Go through the data below and copy it exactly, skipping every picture.

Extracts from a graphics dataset
----------------------------------------
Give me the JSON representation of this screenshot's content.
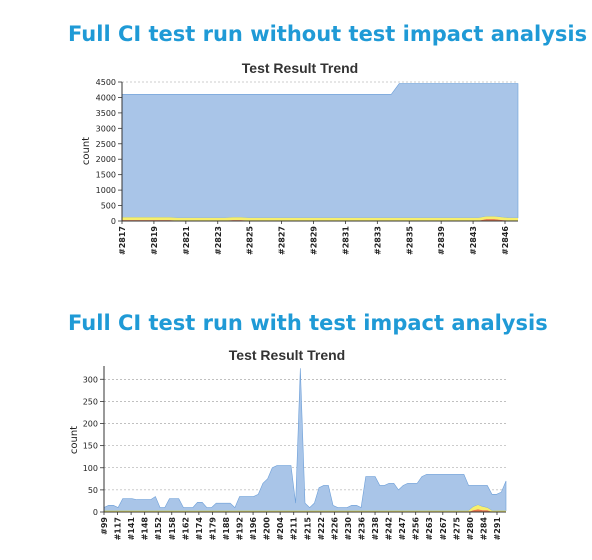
{
  "headings": {
    "top": {
      "pre": "Full CI test run ",
      "strong": "without",
      "post": " test impact analysis"
    },
    "bottom": {
      "pre": "Full CI test run ",
      "strong": "with",
      "post": " test impact analysis"
    }
  },
  "colors": {
    "pass_fill": "#a9c5e8",
    "pass_stroke": "#6d9fd8",
    "skip_fill": "#f7ef6c",
    "fail_fill": "#e8754a",
    "grid": "#9a9a9a",
    "axis": "#333333"
  },
  "chart_data": [
    {
      "type": "area",
      "title": "Test Result Trend",
      "ylabel": "count",
      "xlabel": "",
      "ylim": [
        0,
        4500
      ],
      "yticks": [
        0,
        500,
        1000,
        1500,
        2000,
        2500,
        3000,
        3500,
        4000,
        4500
      ],
      "grid": true,
      "x_tick_labels": [
        "#2817",
        "#2819",
        "#2821",
        "#2823",
        "#2825",
        "#2827",
        "#2829",
        "#2831",
        "#2833",
        "#2835",
        "#2839",
        "#2843",
        "#2846"
      ],
      "series": [
        {
          "name": "",
          "layer": "pass",
          "values": [
            4100,
            4100,
            4100,
            4100,
            4100,
            4100,
            4100,
            4100,
            4100,
            4100,
            4100,
            4100,
            4100,
            4100,
            4100,
            4100,
            4100,
            4100,
            4100,
            4100,
            4100,
            4100,
            4100,
            4100,
            4100,
            4100,
            4100,
            4100,
            4100,
            4100,
            4100,
            4100,
            4100,
            4100,
            4100,
            4450,
            4450,
            4450,
            4450,
            4450,
            4450,
            4450,
            4450,
            4450,
            4450,
            4450,
            4450,
            4450,
            4450,
            4450,
            4450
          ]
        },
        {
          "name": "",
          "layer": "skip",
          "values": [
            90,
            90,
            90,
            90,
            90,
            90,
            90,
            90,
            90,
            90,
            90,
            90,
            90,
            90,
            90,
            90,
            90,
            90,
            90,
            90,
            90,
            90,
            90,
            90,
            90,
            90,
            90,
            90,
            90,
            90,
            90,
            90,
            90,
            90,
            90,
            90,
            90,
            90,
            90,
            90,
            90,
            90,
            90,
            90,
            90,
            90,
            90,
            90,
            90,
            90,
            90
          ]
        },
        {
          "name": "",
          "layer": "fail",
          "values": [
            30,
            30,
            30,
            30,
            30,
            30,
            30,
            10,
            10,
            10,
            10,
            10,
            10,
            10,
            30,
            30,
            10,
            10,
            10,
            10,
            10,
            10,
            10,
            10,
            10,
            10,
            10,
            10,
            10,
            10,
            10,
            10,
            10,
            10,
            10,
            10,
            10,
            10,
            10,
            10,
            10,
            10,
            10,
            10,
            10,
            10,
            60,
            60,
            30,
            10,
            10
          ]
        }
      ]
    },
    {
      "type": "area",
      "title": "Test Result Trend",
      "ylabel": "count",
      "xlabel": "",
      "ylim": [
        0,
        330
      ],
      "yticks": [
        0,
        50,
        100,
        150,
        200,
        250,
        300
      ],
      "grid": true,
      "x_tick_labels": [
        "#99",
        "#117",
        "#141",
        "#148",
        "#152",
        "#158",
        "#162",
        "#174",
        "#179",
        "#188",
        "#192",
        "#196",
        "#200",
        "#204",
        "#211",
        "#215",
        "#222",
        "#226",
        "#230",
        "#236",
        "#238",
        "#242",
        "#247",
        "#256",
        "#263",
        "#267",
        "#275",
        "#280",
        "#284",
        "#291"
      ],
      "series": [
        {
          "name": "",
          "layer": "pass",
          "values": [
            10,
            15,
            15,
            10,
            30,
            30,
            30,
            28,
            28,
            28,
            28,
            35,
            10,
            10,
            30,
            30,
            30,
            10,
            10,
            10,
            22,
            22,
            10,
            10,
            20,
            20,
            20,
            20,
            10,
            35,
            35,
            35,
            35,
            40,
            65,
            75,
            100,
            105,
            105,
            105,
            105,
            20,
            325,
            20,
            10,
            20,
            55,
            60,
            60,
            15,
            10,
            10,
            10,
            15,
            15,
            10,
            80,
            80,
            80,
            60,
            60,
            65,
            65,
            50,
            60,
            65,
            65,
            65,
            80,
            85,
            85,
            85,
            85,
            85,
            85,
            85,
            85,
            85,
            60,
            60,
            60,
            60,
            60,
            40,
            40,
            45,
            70
          ]
        },
        {
          "name": "",
          "layer": "skip",
          "values": [
            3,
            3,
            3,
            3,
            3,
            3,
            3,
            3,
            3,
            3,
            3,
            3,
            3,
            3,
            3,
            3,
            3,
            3,
            3,
            3,
            3,
            3,
            3,
            3,
            3,
            3,
            3,
            3,
            3,
            3,
            3,
            3,
            3,
            3,
            3,
            3,
            3,
            3,
            3,
            3,
            3,
            3,
            3,
            3,
            3,
            3,
            3,
            3,
            3,
            3,
            3,
            3,
            3,
            3,
            3,
            3,
            3,
            3,
            3,
            3,
            3,
            3,
            3,
            3,
            3,
            3,
            3,
            3,
            3,
            3,
            3,
            3,
            3,
            3,
            3,
            3,
            3,
            3,
            3,
            8,
            10,
            8,
            6,
            3,
            3,
            3,
            3
          ]
        },
        {
          "name": "",
          "layer": "fail",
          "values": [
            0,
            0,
            0,
            0,
            0,
            0,
            0,
            0,
            0,
            0,
            0,
            0,
            0,
            0,
            0,
            0,
            0,
            0,
            0,
            0,
            0,
            0,
            0,
            0,
            0,
            0,
            0,
            0,
            0,
            0,
            0,
            0,
            0,
            0,
            0,
            0,
            0,
            0,
            0,
            0,
            0,
            0,
            0,
            0,
            0,
            0,
            0,
            0,
            0,
            0,
            0,
            0,
            0,
            0,
            0,
            0,
            0,
            0,
            0,
            0,
            0,
            0,
            0,
            0,
            0,
            0,
            0,
            0,
            0,
            0,
            0,
            0,
            0,
            0,
            0,
            0,
            0,
            0,
            0,
            4,
            6,
            4,
            4,
            0,
            0,
            0,
            0
          ]
        }
      ]
    }
  ]
}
----------------------------------------
* **Task solution**:
Give me the JSON representation of this screenshot's content.
{
  "headings": {
    "top": {
      "pre": "Full CI test run ",
      "strong": "without",
      "post": " test impact analysis"
    },
    "bottom": {
      "pre": "Full CI test run ",
      "strong": "with",
      "post": " test impact analysis"
    }
  },
  "colors": {
    "pass_fill": "#a9c5e8",
    "pass_stroke": "#6d9fd8",
    "skip_fill": "#f7ef6c",
    "fail_fill": "#e8754a",
    "grid": "#9a9a9a",
    "axis": "#333333"
  },
  "chart_data": [
    {
      "type": "area",
      "title": "Test Result Trend",
      "ylabel": "count",
      "xlabel": "",
      "ylim": [
        0,
        4500
      ],
      "yticks": [
        0,
        500,
        1000,
        1500,
        2000,
        2500,
        3000,
        3500,
        4000,
        4500
      ],
      "grid": true,
      "x_tick_labels": [
        "#2817",
        "#2819",
        "#2821",
        "#2823",
        "#2825",
        "#2827",
        "#2829",
        "#2831",
        "#2833",
        "#2835",
        "#2839",
        "#2843",
        "#2846"
      ],
      "series": [
        {
          "name": "",
          "layer": "pass",
          "values": [
            4100,
            4100,
            4100,
            4100,
            4100,
            4100,
            4100,
            4100,
            4100,
            4100,
            4100,
            4100,
            4100,
            4100,
            4100,
            4100,
            4100,
            4100,
            4100,
            4100,
            4100,
            4100,
            4100,
            4100,
            4100,
            4100,
            4100,
            4100,
            4100,
            4100,
            4100,
            4100,
            4100,
            4100,
            4100,
            4450,
            4450,
            4450,
            4450,
            4450,
            4450,
            4450,
            4450,
            4450,
            4450,
            4450,
            4450,
            4450,
            4450,
            4450,
            4450
          ]
        },
        {
          "name": "",
          "layer": "skip",
          "values": [
            90,
            90,
            90,
            90,
            90,
            90,
            90,
            90,
            90,
            90,
            90,
            90,
            90,
            90,
            90,
            90,
            90,
            90,
            90,
            90,
            90,
            90,
            90,
            90,
            90,
            90,
            90,
            90,
            90,
            90,
            90,
            90,
            90,
            90,
            90,
            90,
            90,
            90,
            90,
            90,
            90,
            90,
            90,
            90,
            90,
            90,
            90,
            90,
            90,
            90,
            90
          ]
        },
        {
          "name": "",
          "layer": "fail",
          "values": [
            30,
            30,
            30,
            30,
            30,
            30,
            30,
            10,
            10,
            10,
            10,
            10,
            10,
            10,
            30,
            30,
            10,
            10,
            10,
            10,
            10,
            10,
            10,
            10,
            10,
            10,
            10,
            10,
            10,
            10,
            10,
            10,
            10,
            10,
            10,
            10,
            10,
            10,
            10,
            10,
            10,
            10,
            10,
            10,
            10,
            10,
            60,
            60,
            30,
            10,
            10
          ]
        }
      ]
    },
    {
      "type": "area",
      "title": "Test Result Trend",
      "ylabel": "count",
      "xlabel": "",
      "ylim": [
        0,
        330
      ],
      "yticks": [
        0,
        50,
        100,
        150,
        200,
        250,
        300
      ],
      "grid": true,
      "x_tick_labels": [
        "#99",
        "#117",
        "#141",
        "#148",
        "#152",
        "#158",
        "#162",
        "#174",
        "#179",
        "#188",
        "#192",
        "#196",
        "#200",
        "#204",
        "#211",
        "#215",
        "#222",
        "#226",
        "#230",
        "#236",
        "#238",
        "#242",
        "#247",
        "#256",
        "#263",
        "#267",
        "#275",
        "#280",
        "#284",
        "#291"
      ],
      "series": [
        {
          "name": "",
          "layer": "pass",
          "values": [
            10,
            15,
            15,
            10,
            30,
            30,
            30,
            28,
            28,
            28,
            28,
            35,
            10,
            10,
            30,
            30,
            30,
            10,
            10,
            10,
            22,
            22,
            10,
            10,
            20,
            20,
            20,
            20,
            10,
            35,
            35,
            35,
            35,
            40,
            65,
            75,
            100,
            105,
            105,
            105,
            105,
            20,
            325,
            20,
            10,
            20,
            55,
            60,
            60,
            15,
            10,
            10,
            10,
            15,
            15,
            10,
            80,
            80,
            80,
            60,
            60,
            65,
            65,
            50,
            60,
            65,
            65,
            65,
            80,
            85,
            85,
            85,
            85,
            85,
            85,
            85,
            85,
            85,
            60,
            60,
            60,
            60,
            60,
            40,
            40,
            45,
            70
          ]
        },
        {
          "name": "",
          "layer": "skip",
          "values": [
            3,
            3,
            3,
            3,
            3,
            3,
            3,
            3,
            3,
            3,
            3,
            3,
            3,
            3,
            3,
            3,
            3,
            3,
            3,
            3,
            3,
            3,
            3,
            3,
            3,
            3,
            3,
            3,
            3,
            3,
            3,
            3,
            3,
            3,
            3,
            3,
            3,
            3,
            3,
            3,
            3,
            3,
            3,
            3,
            3,
            3,
            3,
            3,
            3,
            3,
            3,
            3,
            3,
            3,
            3,
            3,
            3,
            3,
            3,
            3,
            3,
            3,
            3,
            3,
            3,
            3,
            3,
            3,
            3,
            3,
            3,
            3,
            3,
            3,
            3,
            3,
            3,
            3,
            3,
            8,
            10,
            8,
            6,
            3,
            3,
            3,
            3
          ]
        },
        {
          "name": "",
          "layer": "fail",
          "values": [
            0,
            0,
            0,
            0,
            0,
            0,
            0,
            0,
            0,
            0,
            0,
            0,
            0,
            0,
            0,
            0,
            0,
            0,
            0,
            0,
            0,
            0,
            0,
            0,
            0,
            0,
            0,
            0,
            0,
            0,
            0,
            0,
            0,
            0,
            0,
            0,
            0,
            0,
            0,
            0,
            0,
            0,
            0,
            0,
            0,
            0,
            0,
            0,
            0,
            0,
            0,
            0,
            0,
            0,
            0,
            0,
            0,
            0,
            0,
            0,
            0,
            0,
            0,
            0,
            0,
            0,
            0,
            0,
            0,
            0,
            0,
            0,
            0,
            0,
            0,
            0,
            0,
            0,
            0,
            4,
            6,
            4,
            4,
            0,
            0,
            0,
            0
          ]
        }
      ]
    }
  ]
}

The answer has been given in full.